* Instructions for the task *
Extract all data as written.

* Supplied data *
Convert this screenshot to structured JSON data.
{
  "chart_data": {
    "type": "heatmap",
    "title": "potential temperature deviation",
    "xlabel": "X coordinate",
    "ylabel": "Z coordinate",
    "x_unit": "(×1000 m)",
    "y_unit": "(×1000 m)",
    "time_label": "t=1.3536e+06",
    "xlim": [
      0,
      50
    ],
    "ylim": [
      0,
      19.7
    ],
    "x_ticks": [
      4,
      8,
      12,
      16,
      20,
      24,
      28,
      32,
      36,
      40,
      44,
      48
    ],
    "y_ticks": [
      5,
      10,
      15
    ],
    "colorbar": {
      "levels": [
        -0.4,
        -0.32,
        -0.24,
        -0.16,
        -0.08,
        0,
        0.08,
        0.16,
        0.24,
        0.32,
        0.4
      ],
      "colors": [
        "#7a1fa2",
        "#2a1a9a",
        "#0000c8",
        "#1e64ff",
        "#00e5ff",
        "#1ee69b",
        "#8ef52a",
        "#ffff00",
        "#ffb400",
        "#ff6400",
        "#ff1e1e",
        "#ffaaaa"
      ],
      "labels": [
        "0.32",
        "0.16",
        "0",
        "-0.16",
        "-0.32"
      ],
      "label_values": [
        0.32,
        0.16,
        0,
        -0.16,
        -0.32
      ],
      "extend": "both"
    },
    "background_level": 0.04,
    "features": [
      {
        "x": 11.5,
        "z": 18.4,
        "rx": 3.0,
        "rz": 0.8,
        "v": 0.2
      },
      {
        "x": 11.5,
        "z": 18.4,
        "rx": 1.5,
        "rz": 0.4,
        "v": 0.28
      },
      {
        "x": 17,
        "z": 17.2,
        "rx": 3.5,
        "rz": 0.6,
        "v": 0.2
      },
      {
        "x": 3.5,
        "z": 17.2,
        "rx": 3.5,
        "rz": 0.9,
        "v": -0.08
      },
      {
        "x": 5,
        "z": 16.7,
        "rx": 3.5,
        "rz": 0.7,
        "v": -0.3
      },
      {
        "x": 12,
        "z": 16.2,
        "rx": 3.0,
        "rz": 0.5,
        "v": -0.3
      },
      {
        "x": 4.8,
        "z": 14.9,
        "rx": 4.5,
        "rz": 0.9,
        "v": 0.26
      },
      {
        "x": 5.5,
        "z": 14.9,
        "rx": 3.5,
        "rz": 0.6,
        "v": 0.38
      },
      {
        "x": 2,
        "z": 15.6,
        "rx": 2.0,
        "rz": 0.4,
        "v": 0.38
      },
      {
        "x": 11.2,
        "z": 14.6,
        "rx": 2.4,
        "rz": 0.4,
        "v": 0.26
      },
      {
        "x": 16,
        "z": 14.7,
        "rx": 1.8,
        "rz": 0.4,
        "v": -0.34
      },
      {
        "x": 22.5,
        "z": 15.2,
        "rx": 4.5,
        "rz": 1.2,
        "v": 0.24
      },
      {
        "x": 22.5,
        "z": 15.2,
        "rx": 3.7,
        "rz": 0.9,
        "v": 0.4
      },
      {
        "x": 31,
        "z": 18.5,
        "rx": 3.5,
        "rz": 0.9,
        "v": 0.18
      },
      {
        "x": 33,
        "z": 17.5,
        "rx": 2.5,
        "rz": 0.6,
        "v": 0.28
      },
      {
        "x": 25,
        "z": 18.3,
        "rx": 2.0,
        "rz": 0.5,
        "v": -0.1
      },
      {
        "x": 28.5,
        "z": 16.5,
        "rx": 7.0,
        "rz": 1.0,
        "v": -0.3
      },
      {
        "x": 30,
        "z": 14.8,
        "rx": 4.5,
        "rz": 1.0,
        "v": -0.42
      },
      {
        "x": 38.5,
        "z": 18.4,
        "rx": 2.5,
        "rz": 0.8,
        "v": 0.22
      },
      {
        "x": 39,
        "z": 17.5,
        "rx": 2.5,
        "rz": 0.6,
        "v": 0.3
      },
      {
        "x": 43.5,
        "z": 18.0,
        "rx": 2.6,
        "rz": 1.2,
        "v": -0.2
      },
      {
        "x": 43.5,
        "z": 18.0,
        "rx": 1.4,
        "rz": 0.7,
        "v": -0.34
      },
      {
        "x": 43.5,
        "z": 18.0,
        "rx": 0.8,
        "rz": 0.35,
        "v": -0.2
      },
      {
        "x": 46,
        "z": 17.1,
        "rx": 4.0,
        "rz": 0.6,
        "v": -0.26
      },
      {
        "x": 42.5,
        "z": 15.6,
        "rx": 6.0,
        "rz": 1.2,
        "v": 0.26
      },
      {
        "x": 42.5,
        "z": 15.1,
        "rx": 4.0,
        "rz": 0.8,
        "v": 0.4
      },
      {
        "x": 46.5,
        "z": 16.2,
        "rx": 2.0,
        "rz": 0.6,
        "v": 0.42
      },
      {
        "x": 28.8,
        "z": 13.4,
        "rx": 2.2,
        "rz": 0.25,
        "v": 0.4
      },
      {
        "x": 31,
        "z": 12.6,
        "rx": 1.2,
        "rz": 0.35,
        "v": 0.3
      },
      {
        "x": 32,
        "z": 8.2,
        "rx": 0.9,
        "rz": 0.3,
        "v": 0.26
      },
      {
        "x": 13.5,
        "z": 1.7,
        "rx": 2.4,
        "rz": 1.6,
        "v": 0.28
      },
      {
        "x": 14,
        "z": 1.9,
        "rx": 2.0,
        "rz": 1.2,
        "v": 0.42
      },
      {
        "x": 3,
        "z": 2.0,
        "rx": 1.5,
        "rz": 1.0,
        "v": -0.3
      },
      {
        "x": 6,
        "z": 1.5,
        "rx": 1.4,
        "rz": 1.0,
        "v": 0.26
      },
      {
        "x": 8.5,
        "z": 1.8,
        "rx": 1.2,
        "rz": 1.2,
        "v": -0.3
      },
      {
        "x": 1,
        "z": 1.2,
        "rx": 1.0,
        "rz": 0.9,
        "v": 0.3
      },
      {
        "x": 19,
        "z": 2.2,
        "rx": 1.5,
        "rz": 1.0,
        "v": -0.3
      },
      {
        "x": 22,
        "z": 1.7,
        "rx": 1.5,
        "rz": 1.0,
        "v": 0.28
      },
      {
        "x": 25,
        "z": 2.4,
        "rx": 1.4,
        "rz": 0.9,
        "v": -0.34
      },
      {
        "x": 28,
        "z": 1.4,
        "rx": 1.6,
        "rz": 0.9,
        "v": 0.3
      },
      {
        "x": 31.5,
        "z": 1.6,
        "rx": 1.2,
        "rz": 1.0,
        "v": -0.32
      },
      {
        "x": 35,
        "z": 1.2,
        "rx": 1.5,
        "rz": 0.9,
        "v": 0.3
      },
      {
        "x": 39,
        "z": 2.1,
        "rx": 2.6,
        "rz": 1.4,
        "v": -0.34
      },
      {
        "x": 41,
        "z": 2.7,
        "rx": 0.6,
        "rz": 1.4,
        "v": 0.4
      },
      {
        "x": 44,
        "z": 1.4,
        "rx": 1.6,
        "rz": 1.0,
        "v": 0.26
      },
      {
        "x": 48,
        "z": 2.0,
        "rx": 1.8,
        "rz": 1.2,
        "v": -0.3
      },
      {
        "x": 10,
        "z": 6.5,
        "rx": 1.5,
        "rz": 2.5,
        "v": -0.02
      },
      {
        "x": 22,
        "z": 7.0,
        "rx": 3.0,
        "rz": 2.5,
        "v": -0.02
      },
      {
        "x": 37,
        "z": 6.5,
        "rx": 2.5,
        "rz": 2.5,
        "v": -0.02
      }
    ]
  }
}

* Solution for this exercise *
Convert this screenshot to structured JSON data.
{
  "chart_data": {
    "type": "heatmap",
    "title": "potential temperature deviation",
    "xlabel": "X coordinate",
    "ylabel": "Z coordinate",
    "x_unit": "(×1000 m)",
    "y_unit": "(×1000 m)",
    "time_label": "t=1.3536e+06",
    "xlim": [
      0,
      50
    ],
    "ylim": [
      0,
      19.7
    ],
    "x_ticks": [
      4,
      8,
      12,
      16,
      20,
      24,
      28,
      32,
      36,
      40,
      44,
      48
    ],
    "y_ticks": [
      5,
      10,
      15
    ],
    "colorbar": {
      "levels": [
        -0.4,
        -0.32,
        -0.24,
        -0.16,
        -0.08,
        0,
        0.08,
        0.16,
        0.24,
        0.32,
        0.4
      ],
      "colors": [
        "#7a1fa2",
        "#2a1a9a",
        "#0000c8",
        "#1e64ff",
        "#00e5ff",
        "#1ee69b",
        "#8ef52a",
        "#ffff00",
        "#ffb400",
        "#ff6400",
        "#ff1e1e",
        "#ffaaaa"
      ],
      "labels": [
        "0.32",
        "0.16",
        "0",
        "-0.16",
        "-0.32"
      ],
      "label_values": [
        0.32,
        0.16,
        0,
        -0.16,
        -0.32
      ],
      "extend": "both"
    },
    "background_level": 0.04,
    "features": [
      {
        "x": 11.5,
        "z": 18.4,
        "rx": 3.0,
        "rz": 0.8,
        "v": 0.2
      },
      {
        "x": 11.5,
        "z": 18.4,
        "rx": 1.5,
        "rz": 0.4,
        "v": 0.28
      },
      {
        "x": 17,
        "z": 17.2,
        "rx": 3.5,
        "rz": 0.6,
        "v": 0.2
      },
      {
        "x": 3.5,
        "z": 17.2,
        "rx": 3.5,
        "rz": 0.9,
        "v": -0.08
      },
      {
        "x": 5,
        "z": 16.7,
        "rx": 3.5,
        "rz": 0.7,
        "v": -0.3
      },
      {
        "x": 12,
        "z": 16.2,
        "rx": 3.0,
        "rz": 0.5,
        "v": -0.3
      },
      {
        "x": 4.8,
        "z": 14.9,
        "rx": 4.5,
        "rz": 0.9,
        "v": 0.26
      },
      {
        "x": 5.5,
        "z": 14.9,
        "rx": 3.5,
        "rz": 0.6,
        "v": 0.38
      },
      {
        "x": 2,
        "z": 15.6,
        "rx": 2.0,
        "rz": 0.4,
        "v": 0.38
      },
      {
        "x": 11.2,
        "z": 14.6,
        "rx": 2.4,
        "rz": 0.4,
        "v": 0.26
      },
      {
        "x": 16,
        "z": 14.7,
        "rx": 1.8,
        "rz": 0.4,
        "v": -0.34
      },
      {
        "x": 22.5,
        "z": 15.2,
        "rx": 4.5,
        "rz": 1.2,
        "v": 0.24
      },
      {
        "x": 22.5,
        "z": 15.2,
        "rx": 3.7,
        "rz": 0.9,
        "v": 0.4
      },
      {
        "x": 31,
        "z": 18.5,
        "rx": 3.5,
        "rz": 0.9,
        "v": 0.18
      },
      {
        "x": 33,
        "z": 17.5,
        "rx": 2.5,
        "rz": 0.6,
        "v": 0.28
      },
      {
        "x": 25,
        "z": 18.3,
        "rx": 2.0,
        "rz": 0.5,
        "v": -0.1
      },
      {
        "x": 28.5,
        "z": 16.5,
        "rx": 7.0,
        "rz": 1.0,
        "v": -0.3
      },
      {
        "x": 30,
        "z": 14.8,
        "rx": 4.5,
        "rz": 1.0,
        "v": -0.42
      },
      {
        "x": 38.5,
        "z": 18.4,
        "rx": 2.5,
        "rz": 0.8,
        "v": 0.22
      },
      {
        "x": 39,
        "z": 17.5,
        "rx": 2.5,
        "rz": 0.6,
        "v": 0.3
      },
      {
        "x": 43.5,
        "z": 18.0,
        "rx": 2.6,
        "rz": 1.2,
        "v": -0.2
      },
      {
        "x": 43.5,
        "z": 18.0,
        "rx": 1.4,
        "rz": 0.7,
        "v": -0.34
      },
      {
        "x": 43.5,
        "z": 18.0,
        "rx": 0.8,
        "rz": 0.35,
        "v": -0.2
      },
      {
        "x": 46,
        "z": 17.1,
        "rx": 4.0,
        "rz": 0.6,
        "v": -0.26
      },
      {
        "x": 42.5,
        "z": 15.6,
        "rx": 6.0,
        "rz": 1.2,
        "v": 0.26
      },
      {
        "x": 42.5,
        "z": 15.1,
        "rx": 4.0,
        "rz": 0.8,
        "v": 0.4
      },
      {
        "x": 46.5,
        "z": 16.2,
        "rx": 2.0,
        "rz": 0.6,
        "v": 0.42
      },
      {
        "x": 28.8,
        "z": 13.4,
        "rx": 2.2,
        "rz": 0.25,
        "v": 0.4
      },
      {
        "x": 31,
        "z": 12.6,
        "rx": 1.2,
        "rz": 0.35,
        "v": 0.3
      },
      {
        "x": 32,
        "z": 8.2,
        "rx": 0.9,
        "rz": 0.3,
        "v": 0.26
      },
      {
        "x": 13.5,
        "z": 1.7,
        "rx": 2.4,
        "rz": 1.6,
        "v": 0.28
      },
      {
        "x": 14,
        "z": 1.9,
        "rx": 2.0,
        "rz": 1.2,
        "v": 0.42
      },
      {
        "x": 3,
        "z": 2.0,
        "rx": 1.5,
        "rz": 1.0,
        "v": -0.3
      },
      {
        "x": 6,
        "z": 1.5,
        "rx": 1.4,
        "rz": 1.0,
        "v": 0.26
      },
      {
        "x": 8.5,
        "z": 1.8,
        "rx": 1.2,
        "rz": 1.2,
        "v": -0.3
      },
      {
        "x": 1,
        "z": 1.2,
        "rx": 1.0,
        "rz": 0.9,
        "v": 0.3
      },
      {
        "x": 19,
        "z": 2.2,
        "rx": 1.5,
        "rz": 1.0,
        "v": -0.3
      },
      {
        "x": 22,
        "z": 1.7,
        "rx": 1.5,
        "rz": 1.0,
        "v": 0.28
      },
      {
        "x": 25,
        "z": 2.4,
        "rx": 1.4,
        "rz": 0.9,
        "v": -0.34
      },
      {
        "x": 28,
        "z": 1.4,
        "rx": 1.6,
        "rz": 0.9,
        "v": 0.3
      },
      {
        "x": 31.5,
        "z": 1.6,
        "rx": 1.2,
        "rz": 1.0,
        "v": -0.32
      },
      {
        "x": 35,
        "z": 1.2,
        "rx": 1.5,
        "rz": 0.9,
        "v": 0.3
      },
      {
        "x": 39,
        "z": 2.1,
        "rx": 2.6,
        "rz": 1.4,
        "v": -0.34
      },
      {
        "x": 41,
        "z": 2.7,
        "rx": 0.6,
        "rz": 1.4,
        "v": 0.4
      },
      {
        "x": 44,
        "z": 1.4,
        "rx": 1.6,
        "rz": 1.0,
        "v": 0.26
      },
      {
        "x": 48,
        "z": 2.0,
        "rx": 1.8,
        "rz": 1.2,
        "v": -0.3
      },
      {
        "x": 10,
        "z": 6.5,
        "rx": 1.5,
        "rz": 2.5,
        "v": -0.02
      },
      {
        "x": 22,
        "z": 7.0,
        "rx": 3.0,
        "rz": 2.5,
        "v": -0.02
      },
      {
        "x": 37,
        "z": 6.5,
        "rx": 2.5,
        "rz": 2.5,
        "v": -0.02
      }
    ]
  }
}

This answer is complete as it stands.